Records for the exercise:
--*--

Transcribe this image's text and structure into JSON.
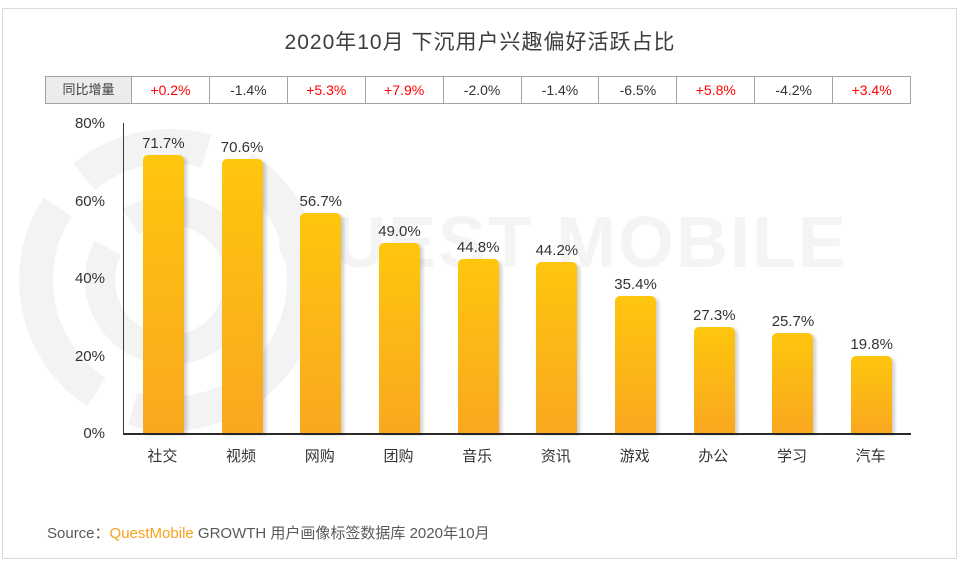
{
  "title": "2020年10月 下沉用户兴趣偏好活跃占比",
  "yoy": {
    "label": "同比增量",
    "values": [
      "+0.2%",
      "-1.4%",
      "+5.3%",
      "+7.9%",
      "-2.0%",
      "-1.4%",
      "-6.5%",
      "+5.8%",
      "-4.2%",
      "+3.4%"
    ]
  },
  "chart_data": {
    "type": "bar",
    "title": "2020年10月 下沉用户兴趣偏好活跃占比",
    "categories": [
      "社交",
      "视频",
      "网购",
      "团购",
      "音乐",
      "资讯",
      "游戏",
      "办公",
      "学习",
      "汽车"
    ],
    "values": [
      71.7,
      70.6,
      56.7,
      49.0,
      44.8,
      44.2,
      35.4,
      27.3,
      25.7,
      19.8
    ],
    "value_labels": [
      "71.7%",
      "70.6%",
      "56.7%",
      "49.0%",
      "44.8%",
      "44.2%",
      "35.4%",
      "27.3%",
      "25.7%",
      "19.8%"
    ],
    "yoy_change_row_label": "同比增量",
    "yoy_change": [
      "+0.2%",
      "-1.4%",
      "+5.3%",
      "+7.9%",
      "-2.0%",
      "-1.4%",
      "-6.5%",
      "+5.8%",
      "-4.2%",
      "+3.4%"
    ],
    "ylabel": "",
    "xlabel": "",
    "ylim": [
      0,
      80
    ],
    "yticks": [
      "0%",
      "20%",
      "40%",
      "60%",
      "80%"
    ],
    "grid": false,
    "legend": null,
    "bar_color_top": "#FEC60E",
    "bar_color_bottom": "#F9A81F",
    "positive_change_color": "#FF0000",
    "negative_change_color": "#333333"
  },
  "watermark": {
    "text": "QUEST MOBILE"
  },
  "source": {
    "prefix": "Source：",
    "brand": "QuestMobile",
    "suffix": " GROWTH 用户画像标签数据库 2020年10月",
    "brand_color": "#F9A11B"
  }
}
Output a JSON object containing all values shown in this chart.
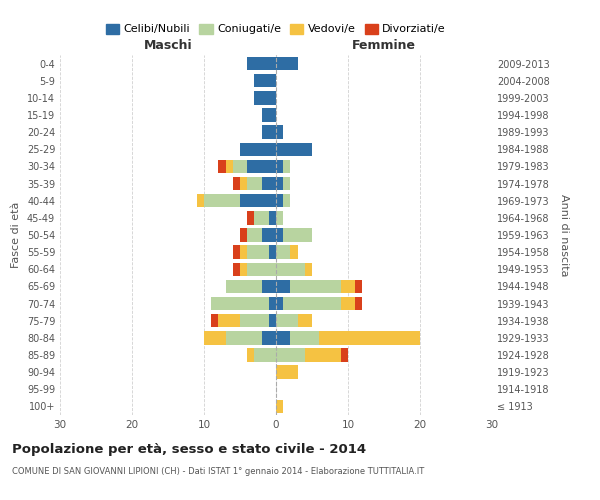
{
  "age_groups": [
    "100+",
    "95-99",
    "90-94",
    "85-89",
    "80-84",
    "75-79",
    "70-74",
    "65-69",
    "60-64",
    "55-59",
    "50-54",
    "45-49",
    "40-44",
    "35-39",
    "30-34",
    "25-29",
    "20-24",
    "15-19",
    "10-14",
    "5-9",
    "0-4"
  ],
  "birth_years": [
    "≤ 1913",
    "1914-1918",
    "1919-1923",
    "1924-1928",
    "1929-1933",
    "1934-1938",
    "1939-1943",
    "1944-1948",
    "1949-1953",
    "1954-1958",
    "1959-1963",
    "1964-1968",
    "1969-1973",
    "1974-1978",
    "1979-1983",
    "1984-1988",
    "1989-1993",
    "1994-1998",
    "1999-2003",
    "2004-2008",
    "2009-2013"
  ],
  "maschi": {
    "celibi": [
      0,
      0,
      0,
      0,
      2,
      1,
      1,
      2,
      0,
      1,
      2,
      1,
      5,
      2,
      4,
      5,
      2,
      2,
      3,
      3,
      4
    ],
    "coniugati": [
      0,
      0,
      0,
      3,
      5,
      4,
      8,
      5,
      4,
      3,
      2,
      2,
      5,
      2,
      2,
      0,
      0,
      0,
      0,
      0,
      0
    ],
    "vedovi": [
      0,
      0,
      0,
      1,
      3,
      3,
      0,
      0,
      1,
      1,
      0,
      0,
      1,
      1,
      1,
      0,
      0,
      0,
      0,
      0,
      0
    ],
    "divorziati": [
      0,
      0,
      0,
      0,
      0,
      1,
      0,
      0,
      1,
      1,
      1,
      1,
      0,
      1,
      1,
      0,
      0,
      0,
      0,
      0,
      0
    ]
  },
  "femmine": {
    "nubili": [
      0,
      0,
      0,
      0,
      2,
      0,
      1,
      2,
      0,
      0,
      1,
      0,
      1,
      1,
      1,
      5,
      1,
      0,
      0,
      0,
      3
    ],
    "coniugate": [
      0,
      0,
      0,
      4,
      4,
      3,
      8,
      7,
      4,
      2,
      4,
      1,
      1,
      1,
      1,
      0,
      0,
      0,
      0,
      0,
      0
    ],
    "vedove": [
      1,
      0,
      3,
      5,
      14,
      2,
      2,
      2,
      1,
      1,
      0,
      0,
      0,
      0,
      0,
      0,
      0,
      0,
      0,
      0,
      0
    ],
    "divorziate": [
      0,
      0,
      0,
      1,
      0,
      0,
      1,
      1,
      0,
      0,
      0,
      0,
      0,
      0,
      0,
      0,
      0,
      0,
      0,
      0,
      0
    ]
  },
  "colors": {
    "celibi_nubili": "#2e6da4",
    "coniugati": "#b8d4a0",
    "vedovi": "#f5c242",
    "divorziati": "#d9401b"
  },
  "title": "Popolazione per età, sesso e stato civile - 2014",
  "subtitle": "COMUNE DI SAN GIOVANNI LIPIONI (CH) - Dati ISTAT 1° gennaio 2014 - Elaborazione TUTTITALIA.IT",
  "ylabel_left": "Fasce di età",
  "ylabel_right": "Anni di nascita",
  "xlabel_maschi": "Maschi",
  "xlabel_femmine": "Femmine",
  "xlim": 30,
  "background_color": "#ffffff",
  "grid_color": "#cccccc"
}
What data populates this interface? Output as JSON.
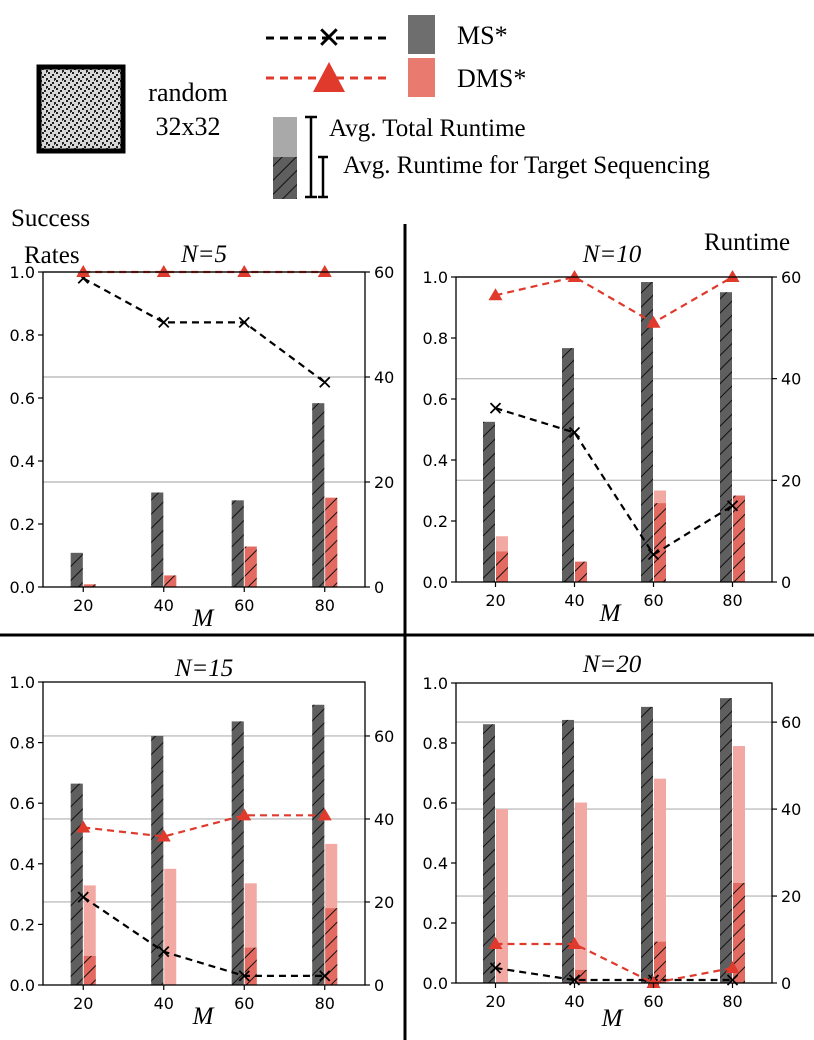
{
  "legend": {
    "map_label_line1": "random",
    "map_label_line2": "32x32",
    "ms_label": "MS*",
    "dms_label": "DMS*",
    "total_runtime_label": "Avg. Total Runtime",
    "target_runtime_label": "Avg. Runtime for Target Sequencing"
  },
  "labels": {
    "left_axis_line1": "Success",
    "left_axis_line2": "Rates",
    "right_axis": "Runtime",
    "x_axis": "M"
  },
  "colors": {
    "ms": "#000000",
    "dms": "#e03a2c",
    "ms_bar": "#5f5f5f",
    "ms_bar_light": "#a9a9a9",
    "dms_bar": "#e36a60",
    "dms_bar_light": "#f2a9a4",
    "grid": "#bfbfbf"
  },
  "chart_data": [
    {
      "type": "bar+line",
      "title": "N=5",
      "categories": [
        "20",
        "40",
        "60",
        "80"
      ],
      "ylim_left": [
        0,
        1.0
      ],
      "yticks_left": [
        "0.0",
        "0.2",
        "0.4",
        "0.6",
        "0.8",
        "1.0"
      ],
      "ylim_right": [
        0,
        60
      ],
      "yticks_right": [
        "0",
        "20",
        "40",
        "60"
      ],
      "success_rate": {
        "MS*": [
          0.98,
          0.84,
          0.84,
          0.65
        ],
        "DMS*": [
          1.0,
          1.0,
          1.0,
          1.0
        ]
      },
      "runtime_total": {
        "MS*": [
          6.5,
          18,
          16.5,
          35
        ],
        "DMS*": [
          0.5,
          2.2,
          7.7,
          17
        ]
      },
      "runtime_target": {
        "MS*": [
          6.5,
          18,
          16.5,
          35
        ],
        "DMS*": [
          0.5,
          2.2,
          7.7,
          17
        ]
      }
    },
    {
      "type": "bar+line",
      "title": "N=10",
      "categories": [
        "20",
        "40",
        "60",
        "80"
      ],
      "ylim_left": [
        0,
        1.0
      ],
      "yticks_left": [
        "0.0",
        "0.2",
        "0.4",
        "0.6",
        "0.8",
        "1.0"
      ],
      "ylim_right": [
        0,
        60
      ],
      "yticks_right": [
        "0",
        "20",
        "40",
        "60"
      ],
      "success_rate": {
        "MS*": [
          0.57,
          0.49,
          0.09,
          0.25
        ],
        "DMS*": [
          0.94,
          1.0,
          0.85,
          1.0
        ]
      },
      "runtime_total": {
        "MS*": [
          31.5,
          46,
          59,
          57
        ],
        "DMS*": [
          9,
          4,
          18,
          17
        ]
      },
      "runtime_target": {
        "MS*": [
          31.5,
          46,
          59,
          57
        ],
        "DMS*": [
          6,
          4,
          15.5,
          17
        ]
      }
    },
    {
      "type": "bar+line",
      "title": "N=15",
      "categories": [
        "20",
        "40",
        "60",
        "80"
      ],
      "ylim_left": [
        0,
        1.0
      ],
      "yticks_left": [
        "0.0",
        "0.2",
        "0.4",
        "0.6",
        "0.8",
        "1.0"
      ],
      "ylim_right": [
        0,
        73
      ],
      "yticks_right": [
        "0",
        "20",
        "40",
        "60"
      ],
      "success_rate": {
        "MS*": [
          0.29,
          0.11,
          0.03,
          0.03
        ],
        "DMS*": [
          0.52,
          0.49,
          0.56,
          0.56
        ]
      },
      "runtime_total": {
        "MS*": [
          48.5,
          60,
          63.5,
          67.5
        ],
        "DMS*": [
          24,
          28,
          24.5,
          34
        ]
      },
      "runtime_target": {
        "MS*": [
          48.5,
          60,
          63.5,
          67.5
        ],
        "DMS*": [
          7,
          0,
          9,
          18.5
        ]
      }
    },
    {
      "type": "bar+line",
      "title": "N=20",
      "categories": [
        "20",
        "40",
        "60",
        "80"
      ],
      "ylim_left": [
        0,
        1.0
      ],
      "yticks_left": [
        "0.0",
        "0.2",
        "0.4",
        "0.6",
        "0.8",
        "1.0"
      ],
      "ylim_right": [
        0,
        69
      ],
      "yticks_right": [
        "0",
        "20",
        "40",
        "60"
      ],
      "success_rate": {
        "MS*": [
          0.05,
          0.01,
          0.01,
          0.01
        ],
        "DMS*": [
          0.13,
          0.13,
          0.0,
          0.05
        ]
      },
      "runtime_total": {
        "MS*": [
          59.5,
          60.5,
          63.5,
          65.5
        ],
        "DMS*": [
          40,
          41.5,
          47,
          54.5
        ]
      },
      "runtime_target": {
        "MS*": [
          59.5,
          60.5,
          63.5,
          65.5
        ],
        "DMS*": [
          0,
          3,
          9.5,
          23
        ]
      }
    }
  ]
}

--*--

Job:
Filter lines by "this" and return each hit.

Written answer:
Transcribe this image's text and structure into JSON.
Output a JSON object containing all values shown in this chart.
What data populates this interface? Output as JSON.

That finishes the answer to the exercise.